# Provided data:
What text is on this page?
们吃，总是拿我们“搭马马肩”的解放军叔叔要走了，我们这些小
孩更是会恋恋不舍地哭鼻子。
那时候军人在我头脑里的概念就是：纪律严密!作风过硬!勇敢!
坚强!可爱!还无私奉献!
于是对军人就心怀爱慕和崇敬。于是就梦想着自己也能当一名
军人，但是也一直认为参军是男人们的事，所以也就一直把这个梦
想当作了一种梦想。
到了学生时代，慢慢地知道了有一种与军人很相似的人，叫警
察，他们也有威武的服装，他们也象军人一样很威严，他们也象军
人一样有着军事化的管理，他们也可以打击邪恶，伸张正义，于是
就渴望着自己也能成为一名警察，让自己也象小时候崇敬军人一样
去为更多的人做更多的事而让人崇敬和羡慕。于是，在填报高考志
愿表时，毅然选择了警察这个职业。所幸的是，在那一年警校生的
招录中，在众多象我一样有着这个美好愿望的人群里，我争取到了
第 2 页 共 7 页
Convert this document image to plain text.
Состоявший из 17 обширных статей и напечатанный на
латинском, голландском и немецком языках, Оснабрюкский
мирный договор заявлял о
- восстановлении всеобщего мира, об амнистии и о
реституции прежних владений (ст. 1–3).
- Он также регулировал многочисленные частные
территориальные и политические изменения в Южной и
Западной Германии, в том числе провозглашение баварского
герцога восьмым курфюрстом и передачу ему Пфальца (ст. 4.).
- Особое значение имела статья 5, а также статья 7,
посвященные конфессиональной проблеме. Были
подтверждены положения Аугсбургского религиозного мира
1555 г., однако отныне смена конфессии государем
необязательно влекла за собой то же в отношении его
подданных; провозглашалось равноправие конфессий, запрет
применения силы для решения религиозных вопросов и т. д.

# Work required:
Show the lines that mention the word "this".

# Task solution:
What text is on this page?
Convert this document image to plain text.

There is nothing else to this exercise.